== DATA TO PROCESS

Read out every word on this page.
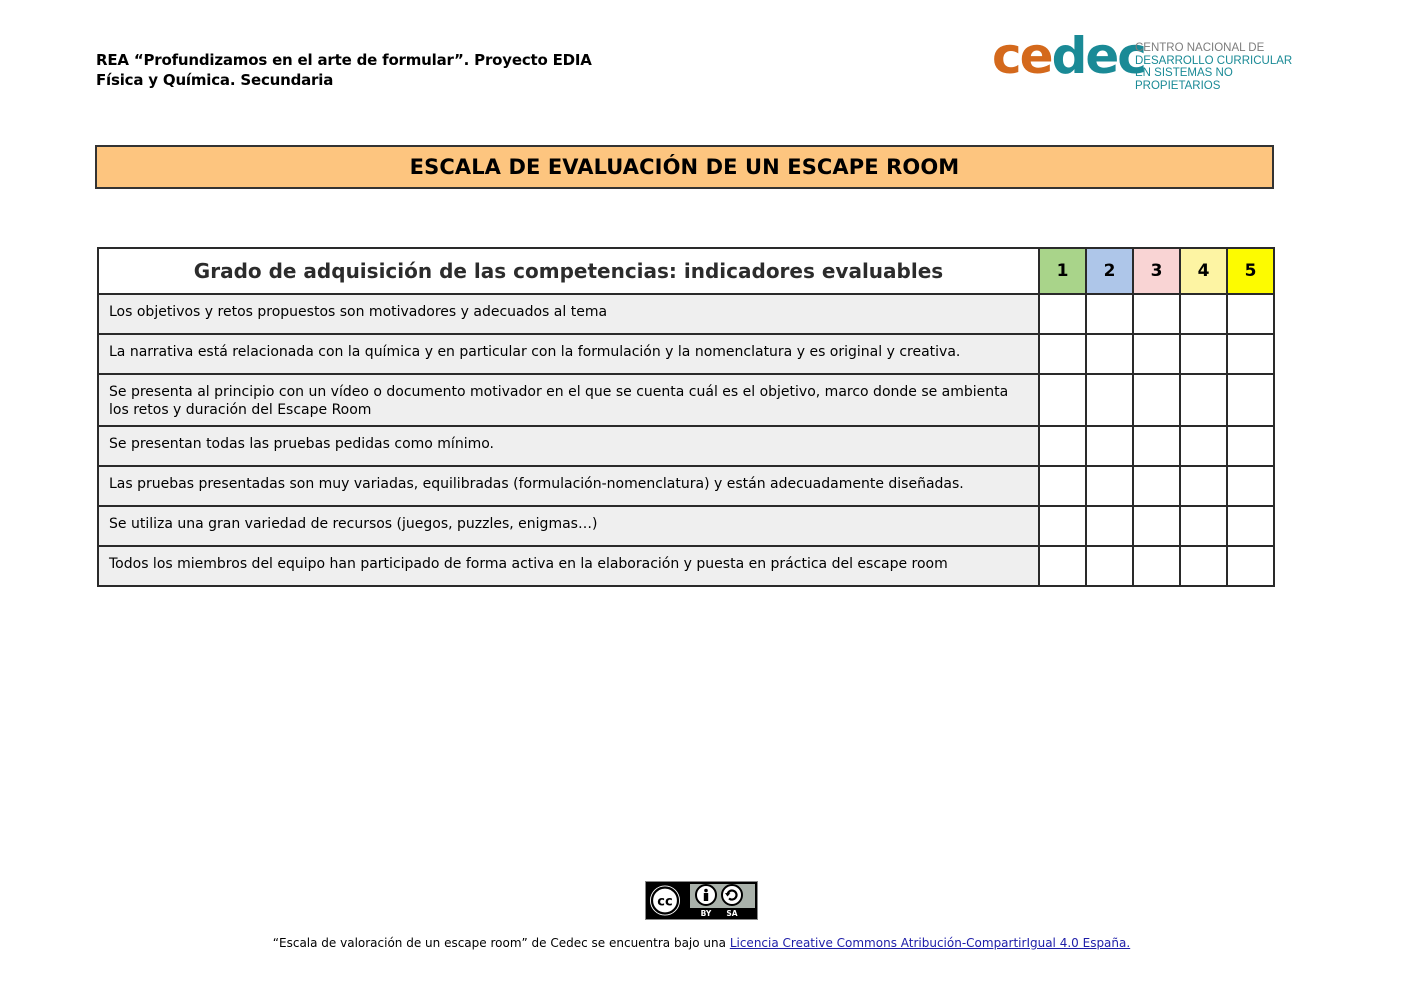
REA “Profundizamos en el arte de formular”. Proyecto EDIA
Física y Química. Secundaria	cedec
CENTRO NACIONAL DE
DESARROLLO CURRICULAR
EN SISTEMAS NO PROPIETARIOS
ESCALA DE EVALUACIÓN DE UN ESCAPE ROOM
Grado de adquisición de las competencias: indicadores evaluables	1	2	3	4	5

Los objetivos y retos propuestos son motivadores y adecuados al tema					

La narrativa está relacionada con la química y en particular con la formulación y la nomenclatura y es original y creativa.					

Se presenta al principio con un vídeo o documento motivador en el que se cuenta cuál es el objetivo, marco donde se ambienta los retos y duración del Escape Room					

Se presentan todas las pruebas pedidas como mínimo.					

Las pruebas presentadas son muy variadas, equilibradas (formulación-nomenclatura) y están adecuadamente diseñadas.					

Se utiliza una gran variedad de recursos (juegos, puzzles, enigmas…)					

Todos los miembros del equipo han participado de forma activa en la elaboración y puesta en práctica del escape room					

cc
BY SA
“Escala de valoración de un escape room” de Cedec se encuentra bajo una Licencia Creative Commons Atribución-CompartirIgual 4.0 España.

====

◆ DIRECTIVE: Restate every record exactly, please; do not copy the pictures.

◆ SOLUTION TO THIS TASK:
Read out every word on this page.
REA “Profundizamos en el arte de formular”. Proyecto EDIA
Física y Química. Secundaria	cedec
CENTRO NACIONAL DE
DESARROLLO CURRICULAR
EN SISTEMAS NO PROPIETARIOS
ESCALA DE EVALUACIÓN DE UN ESCAPE ROOM
Grado de adquisición de las competencias: indicadores evaluables	1	2	3	4	5

Los objetivos y retos propuestos son motivadores y adecuados al tema					

La narrativa está relacionada con la química y en particular con la formulación y la nomenclatura y es original y creativa.					

Se presenta al principio con un vídeo o documento motivador en el que se cuenta cuál es el objetivo, marco donde se ambienta los retos y duración del Escape Room					

Se presentan todas las pruebas pedidas como mínimo.					

Las pruebas presentadas son muy variadas, equilibradas (formulación-nomenclatura) y están adecuadamente diseñadas.					

Se utiliza una gran variedad de recursos (juegos, puzzles, enigmas…)					

Todos los miembros del equipo han participado de forma activa en la elaboración y puesta en práctica del escape room					

cc
BY SA
“Escala de valoración de un escape room” de Cedec se encuentra bajo una Licencia Creative Commons Atribución-CompartirIgual 4.0 España.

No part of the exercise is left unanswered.